• [Short problem] Copy out the complete listing, word for word.

• [Exercise materials]
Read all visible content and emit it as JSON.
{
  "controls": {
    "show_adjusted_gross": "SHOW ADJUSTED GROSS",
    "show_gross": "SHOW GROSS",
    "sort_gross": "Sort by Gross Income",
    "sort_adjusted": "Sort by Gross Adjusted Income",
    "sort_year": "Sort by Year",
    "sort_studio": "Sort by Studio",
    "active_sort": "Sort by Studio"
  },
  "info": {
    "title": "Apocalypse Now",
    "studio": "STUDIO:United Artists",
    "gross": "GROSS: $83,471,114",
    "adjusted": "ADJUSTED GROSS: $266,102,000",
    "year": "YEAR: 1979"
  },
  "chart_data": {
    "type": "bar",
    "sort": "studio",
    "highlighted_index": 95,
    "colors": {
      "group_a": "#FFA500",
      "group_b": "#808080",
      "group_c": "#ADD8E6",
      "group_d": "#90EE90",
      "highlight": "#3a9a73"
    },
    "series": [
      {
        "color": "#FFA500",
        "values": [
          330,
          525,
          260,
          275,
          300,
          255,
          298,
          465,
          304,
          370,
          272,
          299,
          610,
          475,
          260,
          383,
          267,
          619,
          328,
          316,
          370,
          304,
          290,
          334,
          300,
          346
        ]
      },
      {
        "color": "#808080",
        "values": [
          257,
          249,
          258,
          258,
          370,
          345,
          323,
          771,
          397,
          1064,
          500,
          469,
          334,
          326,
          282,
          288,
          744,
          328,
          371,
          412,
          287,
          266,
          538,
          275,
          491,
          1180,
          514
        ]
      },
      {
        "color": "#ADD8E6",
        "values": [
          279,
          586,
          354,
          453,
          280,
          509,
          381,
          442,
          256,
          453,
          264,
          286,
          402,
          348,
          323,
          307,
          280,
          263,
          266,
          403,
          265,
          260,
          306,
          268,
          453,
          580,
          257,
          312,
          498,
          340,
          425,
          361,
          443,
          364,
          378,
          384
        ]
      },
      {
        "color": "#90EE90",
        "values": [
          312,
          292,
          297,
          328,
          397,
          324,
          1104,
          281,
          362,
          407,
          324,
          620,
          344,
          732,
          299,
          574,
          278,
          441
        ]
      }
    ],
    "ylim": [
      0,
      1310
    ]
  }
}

• [Right answer]
Read all visible content and emit it as JSON.
{
  "controls": {
    "show_adjusted_gross": "SHOW ADJUSTED GROSS",
    "show_gross": "SHOW GROSS",
    "sort_gross": "Sort by Gross Income",
    "sort_adjusted": "Sort by Gross Adjusted Income",
    "sort_year": "Sort by Year",
    "sort_studio": "Sort by Studio",
    "active_sort": "Sort by Studio"
  },
  "info": {
    "title": "Apocalypse Now",
    "studio": "STUDIO:United Artists",
    "gross": "GROSS: $83,471,114",
    "adjusted": "ADJUSTED GROSS: $266,102,000",
    "year": "YEAR: 1979"
  },
  "chart_data": {
    "type": "bar",
    "sort": "studio",
    "highlighted_index": 95,
    "colors": {
      "group_a": "#FFA500",
      "group_b": "#808080",
      "group_c": "#ADD8E6",
      "group_d": "#90EE90",
      "highlight": "#3a9a73"
    },
    "series": [
      {
        "color": "#FFA500",
        "values": [
          330,
          525,
          260,
          275,
          300,
          255,
          298,
          465,
          304,
          370,
          272,
          299,
          610,
          475,
          260,
          383,
          267,
          619,
          328,
          316,
          370,
          304,
          290,
          334,
          300,
          346
        ]
      },
      {
        "color": "#808080",
        "values": [
          257,
          249,
          258,
          258,
          370,
          345,
          323,
          771,
          397,
          1064,
          500,
          469,
          334,
          326,
          282,
          288,
          744,
          328,
          371,
          412,
          287,
          266,
          538,
          275,
          491,
          1180,
          514
        ]
      },
      {
        "color": "#ADD8E6",
        "values": [
          279,
          586,
          354,
          453,
          280,
          509,
          381,
          442,
          256,
          453,
          264,
          286,
          402,
          348,
          323,
          307,
          280,
          263,
          266,
          403,
          265,
          260,
          306,
          268,
          453,
          580,
          257,
          312,
          498,
          340,
          425,
          361,
          443,
          364,
          378,
          384
        ]
      },
      {
        "color": "#90EE90",
        "values": [
          312,
          292,
          297,
          328,
          397,
          324,
          1104,
          281,
          362,
          407,
          324,
          620,
          344,
          732,
          299,
          574,
          278,
          441
        ]
      }
    ],
    "ylim": [
      0,
      1310
    ]
  }
}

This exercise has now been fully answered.